* Begin *

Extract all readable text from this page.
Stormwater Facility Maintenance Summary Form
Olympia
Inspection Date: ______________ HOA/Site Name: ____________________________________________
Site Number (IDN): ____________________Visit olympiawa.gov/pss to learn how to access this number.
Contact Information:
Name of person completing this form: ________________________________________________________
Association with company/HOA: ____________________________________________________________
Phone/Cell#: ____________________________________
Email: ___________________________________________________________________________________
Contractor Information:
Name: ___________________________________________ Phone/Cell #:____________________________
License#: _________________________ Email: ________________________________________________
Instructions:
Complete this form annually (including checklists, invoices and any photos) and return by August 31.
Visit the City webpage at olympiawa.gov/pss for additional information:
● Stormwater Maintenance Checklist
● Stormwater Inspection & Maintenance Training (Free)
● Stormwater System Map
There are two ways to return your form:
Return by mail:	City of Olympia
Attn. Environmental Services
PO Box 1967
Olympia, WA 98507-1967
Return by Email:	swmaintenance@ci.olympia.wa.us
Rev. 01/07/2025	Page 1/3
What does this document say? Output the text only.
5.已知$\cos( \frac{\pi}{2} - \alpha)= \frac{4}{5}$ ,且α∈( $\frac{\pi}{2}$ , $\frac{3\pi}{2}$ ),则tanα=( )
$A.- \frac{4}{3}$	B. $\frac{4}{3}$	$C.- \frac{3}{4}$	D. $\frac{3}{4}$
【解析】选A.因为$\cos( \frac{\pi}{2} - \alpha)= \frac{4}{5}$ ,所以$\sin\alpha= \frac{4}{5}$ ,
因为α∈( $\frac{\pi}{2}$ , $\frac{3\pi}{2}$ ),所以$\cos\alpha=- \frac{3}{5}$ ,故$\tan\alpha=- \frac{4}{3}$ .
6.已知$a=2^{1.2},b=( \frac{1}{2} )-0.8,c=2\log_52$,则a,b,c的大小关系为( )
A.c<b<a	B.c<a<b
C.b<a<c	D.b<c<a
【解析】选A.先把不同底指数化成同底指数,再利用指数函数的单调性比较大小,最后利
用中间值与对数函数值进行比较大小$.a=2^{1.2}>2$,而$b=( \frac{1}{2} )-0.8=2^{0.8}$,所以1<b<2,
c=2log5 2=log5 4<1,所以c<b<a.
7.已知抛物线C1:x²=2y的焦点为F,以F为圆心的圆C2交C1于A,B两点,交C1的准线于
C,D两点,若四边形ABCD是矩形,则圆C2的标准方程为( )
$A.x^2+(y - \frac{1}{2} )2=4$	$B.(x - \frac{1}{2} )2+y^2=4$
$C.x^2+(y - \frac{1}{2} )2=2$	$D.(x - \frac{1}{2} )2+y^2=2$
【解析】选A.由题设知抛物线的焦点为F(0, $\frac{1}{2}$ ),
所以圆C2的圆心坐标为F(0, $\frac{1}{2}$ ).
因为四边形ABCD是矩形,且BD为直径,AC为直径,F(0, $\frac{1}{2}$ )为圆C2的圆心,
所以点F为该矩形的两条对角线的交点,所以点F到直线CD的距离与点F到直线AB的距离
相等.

* End *
* Begin *

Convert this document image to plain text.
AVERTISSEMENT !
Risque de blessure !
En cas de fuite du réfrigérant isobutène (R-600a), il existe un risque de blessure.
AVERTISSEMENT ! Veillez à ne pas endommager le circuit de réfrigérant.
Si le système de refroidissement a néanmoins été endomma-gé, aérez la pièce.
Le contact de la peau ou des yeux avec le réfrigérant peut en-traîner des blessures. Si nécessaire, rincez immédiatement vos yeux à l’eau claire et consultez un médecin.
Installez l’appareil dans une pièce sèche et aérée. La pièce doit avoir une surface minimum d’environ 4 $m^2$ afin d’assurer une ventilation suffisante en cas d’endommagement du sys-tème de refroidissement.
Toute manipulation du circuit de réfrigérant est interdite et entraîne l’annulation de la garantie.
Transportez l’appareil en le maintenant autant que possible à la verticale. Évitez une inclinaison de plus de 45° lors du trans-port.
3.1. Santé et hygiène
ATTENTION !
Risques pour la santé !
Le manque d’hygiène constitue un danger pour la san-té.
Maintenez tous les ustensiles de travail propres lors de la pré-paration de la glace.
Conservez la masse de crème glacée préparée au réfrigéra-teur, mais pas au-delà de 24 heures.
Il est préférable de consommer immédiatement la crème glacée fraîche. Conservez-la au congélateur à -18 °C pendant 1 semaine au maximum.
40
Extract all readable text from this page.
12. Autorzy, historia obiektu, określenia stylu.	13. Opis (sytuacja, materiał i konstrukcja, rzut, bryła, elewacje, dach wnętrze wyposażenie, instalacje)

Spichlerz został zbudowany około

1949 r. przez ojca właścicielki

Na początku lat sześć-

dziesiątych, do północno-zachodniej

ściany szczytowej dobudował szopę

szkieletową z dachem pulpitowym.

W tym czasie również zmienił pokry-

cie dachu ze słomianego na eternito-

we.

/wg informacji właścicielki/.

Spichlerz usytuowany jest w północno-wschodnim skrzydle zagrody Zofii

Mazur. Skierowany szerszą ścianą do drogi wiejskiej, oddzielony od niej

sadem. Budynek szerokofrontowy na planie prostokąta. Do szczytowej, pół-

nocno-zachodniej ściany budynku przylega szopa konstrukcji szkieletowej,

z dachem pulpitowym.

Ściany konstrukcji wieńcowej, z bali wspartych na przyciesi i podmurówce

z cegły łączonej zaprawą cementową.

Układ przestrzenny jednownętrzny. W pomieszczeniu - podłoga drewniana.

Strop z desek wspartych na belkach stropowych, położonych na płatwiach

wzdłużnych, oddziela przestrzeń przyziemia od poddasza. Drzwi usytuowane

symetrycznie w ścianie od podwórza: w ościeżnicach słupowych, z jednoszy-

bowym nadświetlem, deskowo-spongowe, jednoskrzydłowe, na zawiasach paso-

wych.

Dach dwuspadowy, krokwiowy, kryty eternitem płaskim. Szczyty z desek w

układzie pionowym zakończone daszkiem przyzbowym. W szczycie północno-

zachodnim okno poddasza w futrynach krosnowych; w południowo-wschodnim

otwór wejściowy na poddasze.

* End *

Go through the material above and count the lines that contain "wspartych"; answer with the number alone.

2